Look through the records below and collect all lines that hold the string "CONSTRUCCIÓ".

* [Provided records]:
══════════

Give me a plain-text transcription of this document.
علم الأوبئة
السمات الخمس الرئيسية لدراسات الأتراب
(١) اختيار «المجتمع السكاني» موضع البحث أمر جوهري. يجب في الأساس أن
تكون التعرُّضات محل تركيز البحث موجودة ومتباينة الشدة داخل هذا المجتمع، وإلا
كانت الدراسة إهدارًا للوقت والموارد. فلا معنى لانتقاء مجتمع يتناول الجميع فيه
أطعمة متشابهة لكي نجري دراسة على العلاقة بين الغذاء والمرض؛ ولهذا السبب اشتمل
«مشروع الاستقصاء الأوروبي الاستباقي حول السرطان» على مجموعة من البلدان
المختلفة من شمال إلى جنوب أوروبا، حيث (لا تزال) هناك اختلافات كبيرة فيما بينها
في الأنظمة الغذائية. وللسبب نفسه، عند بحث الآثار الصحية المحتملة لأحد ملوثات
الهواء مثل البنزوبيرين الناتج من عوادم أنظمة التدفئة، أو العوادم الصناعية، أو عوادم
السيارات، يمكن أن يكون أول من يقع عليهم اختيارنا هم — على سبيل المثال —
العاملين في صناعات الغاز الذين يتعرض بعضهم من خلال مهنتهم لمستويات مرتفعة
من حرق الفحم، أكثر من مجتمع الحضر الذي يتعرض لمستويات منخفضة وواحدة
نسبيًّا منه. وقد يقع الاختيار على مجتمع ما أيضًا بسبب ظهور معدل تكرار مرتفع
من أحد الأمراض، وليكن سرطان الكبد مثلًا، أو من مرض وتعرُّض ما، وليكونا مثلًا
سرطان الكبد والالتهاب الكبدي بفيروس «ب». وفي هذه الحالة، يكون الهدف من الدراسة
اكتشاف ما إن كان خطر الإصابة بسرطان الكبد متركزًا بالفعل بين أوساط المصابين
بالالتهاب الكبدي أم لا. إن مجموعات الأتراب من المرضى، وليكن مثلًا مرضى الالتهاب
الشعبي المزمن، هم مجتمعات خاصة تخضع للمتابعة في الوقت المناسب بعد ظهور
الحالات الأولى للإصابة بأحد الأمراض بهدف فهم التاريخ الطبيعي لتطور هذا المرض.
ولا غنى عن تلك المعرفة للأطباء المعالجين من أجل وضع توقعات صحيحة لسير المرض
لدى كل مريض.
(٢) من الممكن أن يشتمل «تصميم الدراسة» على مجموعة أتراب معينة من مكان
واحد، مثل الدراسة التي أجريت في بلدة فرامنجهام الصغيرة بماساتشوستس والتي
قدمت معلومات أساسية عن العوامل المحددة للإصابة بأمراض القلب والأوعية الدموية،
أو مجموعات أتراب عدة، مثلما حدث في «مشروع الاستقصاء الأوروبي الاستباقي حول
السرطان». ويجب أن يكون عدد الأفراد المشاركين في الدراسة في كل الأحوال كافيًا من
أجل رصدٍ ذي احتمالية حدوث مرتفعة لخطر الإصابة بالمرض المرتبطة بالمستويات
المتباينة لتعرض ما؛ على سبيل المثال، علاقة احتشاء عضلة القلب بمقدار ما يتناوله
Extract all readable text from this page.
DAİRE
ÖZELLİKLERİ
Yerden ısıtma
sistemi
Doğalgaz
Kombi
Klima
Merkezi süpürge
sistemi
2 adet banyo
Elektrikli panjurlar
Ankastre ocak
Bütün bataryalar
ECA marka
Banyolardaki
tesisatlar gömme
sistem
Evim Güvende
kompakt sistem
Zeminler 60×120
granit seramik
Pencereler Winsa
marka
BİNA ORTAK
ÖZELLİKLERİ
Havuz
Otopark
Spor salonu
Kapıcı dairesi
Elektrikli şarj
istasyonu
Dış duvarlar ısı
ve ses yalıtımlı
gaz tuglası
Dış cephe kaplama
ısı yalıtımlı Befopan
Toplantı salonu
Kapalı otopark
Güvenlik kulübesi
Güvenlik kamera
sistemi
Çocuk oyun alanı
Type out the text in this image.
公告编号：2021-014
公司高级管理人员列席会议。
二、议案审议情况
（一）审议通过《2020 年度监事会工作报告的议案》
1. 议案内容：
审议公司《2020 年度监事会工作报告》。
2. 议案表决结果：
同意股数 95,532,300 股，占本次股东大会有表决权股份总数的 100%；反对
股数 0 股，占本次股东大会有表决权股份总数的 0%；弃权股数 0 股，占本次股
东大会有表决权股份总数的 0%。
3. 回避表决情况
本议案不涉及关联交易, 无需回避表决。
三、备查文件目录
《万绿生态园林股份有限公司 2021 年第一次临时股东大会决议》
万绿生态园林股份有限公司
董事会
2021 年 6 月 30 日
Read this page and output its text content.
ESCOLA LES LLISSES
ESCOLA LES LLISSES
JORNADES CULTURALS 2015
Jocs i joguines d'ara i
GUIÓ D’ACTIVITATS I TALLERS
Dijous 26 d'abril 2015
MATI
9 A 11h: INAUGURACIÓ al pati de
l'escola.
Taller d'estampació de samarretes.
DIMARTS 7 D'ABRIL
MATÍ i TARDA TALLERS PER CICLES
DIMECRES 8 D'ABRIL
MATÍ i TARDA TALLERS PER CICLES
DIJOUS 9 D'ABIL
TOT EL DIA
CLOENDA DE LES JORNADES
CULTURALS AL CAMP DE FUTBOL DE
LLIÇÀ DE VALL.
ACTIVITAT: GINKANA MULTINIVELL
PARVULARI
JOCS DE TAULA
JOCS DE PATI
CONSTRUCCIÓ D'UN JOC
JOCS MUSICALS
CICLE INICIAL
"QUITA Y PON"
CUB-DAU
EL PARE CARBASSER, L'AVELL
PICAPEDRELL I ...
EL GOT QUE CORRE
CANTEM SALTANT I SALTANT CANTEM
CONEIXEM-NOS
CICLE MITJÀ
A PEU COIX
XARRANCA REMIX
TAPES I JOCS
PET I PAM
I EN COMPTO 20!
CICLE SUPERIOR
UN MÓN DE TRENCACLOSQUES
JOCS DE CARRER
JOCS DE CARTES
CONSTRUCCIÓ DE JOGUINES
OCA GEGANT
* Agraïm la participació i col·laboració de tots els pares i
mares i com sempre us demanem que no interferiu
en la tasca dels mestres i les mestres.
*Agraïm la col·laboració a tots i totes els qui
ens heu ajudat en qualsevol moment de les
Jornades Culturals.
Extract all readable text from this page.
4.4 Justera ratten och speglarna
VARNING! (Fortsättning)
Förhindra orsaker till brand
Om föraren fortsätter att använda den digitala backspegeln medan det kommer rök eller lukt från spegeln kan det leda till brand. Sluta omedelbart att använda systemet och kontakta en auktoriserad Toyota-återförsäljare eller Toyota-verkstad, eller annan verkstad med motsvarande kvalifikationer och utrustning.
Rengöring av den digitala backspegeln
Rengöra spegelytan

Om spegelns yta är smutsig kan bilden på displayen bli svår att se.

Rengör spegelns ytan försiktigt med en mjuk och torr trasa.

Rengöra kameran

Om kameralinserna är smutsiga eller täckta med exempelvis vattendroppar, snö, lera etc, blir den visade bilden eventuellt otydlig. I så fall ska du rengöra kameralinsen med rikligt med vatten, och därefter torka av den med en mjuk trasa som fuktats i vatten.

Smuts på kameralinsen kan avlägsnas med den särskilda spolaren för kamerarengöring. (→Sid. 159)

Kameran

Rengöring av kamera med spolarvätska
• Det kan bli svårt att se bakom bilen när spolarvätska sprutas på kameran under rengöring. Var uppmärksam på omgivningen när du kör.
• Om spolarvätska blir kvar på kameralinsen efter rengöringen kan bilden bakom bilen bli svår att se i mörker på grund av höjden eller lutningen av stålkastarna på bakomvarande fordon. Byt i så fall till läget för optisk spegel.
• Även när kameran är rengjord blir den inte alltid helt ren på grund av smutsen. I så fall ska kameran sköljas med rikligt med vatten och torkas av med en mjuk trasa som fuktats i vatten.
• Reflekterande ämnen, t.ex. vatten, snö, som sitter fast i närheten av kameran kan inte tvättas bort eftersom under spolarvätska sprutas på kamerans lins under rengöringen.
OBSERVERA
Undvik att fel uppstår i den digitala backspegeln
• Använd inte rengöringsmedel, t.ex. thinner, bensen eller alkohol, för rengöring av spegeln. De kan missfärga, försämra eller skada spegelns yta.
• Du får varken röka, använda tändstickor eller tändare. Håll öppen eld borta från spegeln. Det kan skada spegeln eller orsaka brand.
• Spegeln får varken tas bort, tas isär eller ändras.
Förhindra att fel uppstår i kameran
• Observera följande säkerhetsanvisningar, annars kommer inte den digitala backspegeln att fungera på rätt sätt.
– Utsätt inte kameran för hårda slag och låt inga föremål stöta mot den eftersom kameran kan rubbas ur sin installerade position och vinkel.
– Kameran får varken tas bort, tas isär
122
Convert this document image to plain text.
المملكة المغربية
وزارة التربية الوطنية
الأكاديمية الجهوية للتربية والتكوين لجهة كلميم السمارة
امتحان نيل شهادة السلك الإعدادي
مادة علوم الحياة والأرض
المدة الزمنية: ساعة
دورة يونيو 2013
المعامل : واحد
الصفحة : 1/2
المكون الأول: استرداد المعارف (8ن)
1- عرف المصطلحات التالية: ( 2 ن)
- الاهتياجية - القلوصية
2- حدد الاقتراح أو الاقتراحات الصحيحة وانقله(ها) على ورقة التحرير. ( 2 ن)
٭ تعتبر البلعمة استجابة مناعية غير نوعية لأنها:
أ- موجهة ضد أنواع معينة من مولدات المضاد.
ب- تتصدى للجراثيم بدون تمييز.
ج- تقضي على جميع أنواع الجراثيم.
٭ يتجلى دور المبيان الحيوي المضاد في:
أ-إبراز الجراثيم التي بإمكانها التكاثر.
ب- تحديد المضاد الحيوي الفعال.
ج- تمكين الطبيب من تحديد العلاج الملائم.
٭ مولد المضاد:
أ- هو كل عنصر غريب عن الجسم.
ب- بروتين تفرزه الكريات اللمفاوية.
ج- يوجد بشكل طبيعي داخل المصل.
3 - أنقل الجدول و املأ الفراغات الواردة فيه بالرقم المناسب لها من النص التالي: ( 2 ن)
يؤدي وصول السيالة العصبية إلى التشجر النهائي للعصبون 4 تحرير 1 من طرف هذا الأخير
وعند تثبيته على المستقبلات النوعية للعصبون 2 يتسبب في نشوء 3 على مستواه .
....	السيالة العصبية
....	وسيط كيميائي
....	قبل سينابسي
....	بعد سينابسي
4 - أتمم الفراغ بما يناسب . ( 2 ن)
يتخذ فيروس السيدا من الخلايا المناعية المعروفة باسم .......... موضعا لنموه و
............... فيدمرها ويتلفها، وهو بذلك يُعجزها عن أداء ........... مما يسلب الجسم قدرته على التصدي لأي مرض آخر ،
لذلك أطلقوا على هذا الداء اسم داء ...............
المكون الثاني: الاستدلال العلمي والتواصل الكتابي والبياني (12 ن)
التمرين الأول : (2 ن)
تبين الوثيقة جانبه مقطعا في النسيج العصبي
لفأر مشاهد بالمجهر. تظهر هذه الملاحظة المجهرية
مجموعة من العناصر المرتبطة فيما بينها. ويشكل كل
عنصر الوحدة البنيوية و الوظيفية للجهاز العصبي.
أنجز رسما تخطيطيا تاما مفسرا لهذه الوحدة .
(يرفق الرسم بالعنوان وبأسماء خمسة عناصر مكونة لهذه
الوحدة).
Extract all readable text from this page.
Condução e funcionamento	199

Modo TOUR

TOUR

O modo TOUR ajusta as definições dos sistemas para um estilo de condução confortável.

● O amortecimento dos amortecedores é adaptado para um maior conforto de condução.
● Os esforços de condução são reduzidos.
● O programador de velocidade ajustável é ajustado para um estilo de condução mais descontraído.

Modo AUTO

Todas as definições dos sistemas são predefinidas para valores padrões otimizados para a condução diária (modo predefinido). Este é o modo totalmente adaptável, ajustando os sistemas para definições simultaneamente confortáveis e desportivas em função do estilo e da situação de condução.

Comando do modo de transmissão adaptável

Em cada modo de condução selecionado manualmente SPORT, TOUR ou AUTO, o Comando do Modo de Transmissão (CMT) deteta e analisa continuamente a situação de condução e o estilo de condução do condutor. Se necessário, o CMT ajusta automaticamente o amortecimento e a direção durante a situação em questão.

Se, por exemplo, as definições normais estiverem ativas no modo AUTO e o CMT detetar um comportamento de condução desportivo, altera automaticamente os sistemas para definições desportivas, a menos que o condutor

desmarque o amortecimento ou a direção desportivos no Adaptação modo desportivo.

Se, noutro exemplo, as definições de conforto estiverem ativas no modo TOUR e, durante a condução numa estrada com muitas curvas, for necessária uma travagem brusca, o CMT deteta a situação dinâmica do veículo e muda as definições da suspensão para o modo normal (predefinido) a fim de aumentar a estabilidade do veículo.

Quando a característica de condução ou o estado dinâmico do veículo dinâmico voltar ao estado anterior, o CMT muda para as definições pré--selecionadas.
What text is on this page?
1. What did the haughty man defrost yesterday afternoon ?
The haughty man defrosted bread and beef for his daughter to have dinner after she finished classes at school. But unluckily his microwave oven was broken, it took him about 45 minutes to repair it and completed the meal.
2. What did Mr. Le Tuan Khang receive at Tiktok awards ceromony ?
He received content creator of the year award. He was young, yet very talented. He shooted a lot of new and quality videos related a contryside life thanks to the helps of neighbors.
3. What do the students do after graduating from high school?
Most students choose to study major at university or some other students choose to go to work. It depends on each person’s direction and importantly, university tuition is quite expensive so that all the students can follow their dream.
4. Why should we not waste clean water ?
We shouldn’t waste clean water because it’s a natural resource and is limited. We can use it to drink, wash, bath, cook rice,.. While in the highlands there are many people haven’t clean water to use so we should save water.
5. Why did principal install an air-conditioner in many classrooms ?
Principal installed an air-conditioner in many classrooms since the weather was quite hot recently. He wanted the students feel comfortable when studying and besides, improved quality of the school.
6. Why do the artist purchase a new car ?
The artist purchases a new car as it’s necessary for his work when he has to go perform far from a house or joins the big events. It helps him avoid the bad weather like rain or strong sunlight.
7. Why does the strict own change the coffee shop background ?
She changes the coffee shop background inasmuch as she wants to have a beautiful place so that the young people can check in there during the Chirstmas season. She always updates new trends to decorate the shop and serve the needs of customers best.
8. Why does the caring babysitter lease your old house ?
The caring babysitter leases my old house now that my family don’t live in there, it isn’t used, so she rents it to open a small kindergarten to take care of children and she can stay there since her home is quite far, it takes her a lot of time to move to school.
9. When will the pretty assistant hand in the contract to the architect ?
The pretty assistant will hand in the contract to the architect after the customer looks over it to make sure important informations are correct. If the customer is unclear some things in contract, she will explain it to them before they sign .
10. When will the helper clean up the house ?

══════════

* [Solution to this task]:
CONSTRUCCIÓ D'UN JOC
CONSTRUCCIÓ DE JOGUINES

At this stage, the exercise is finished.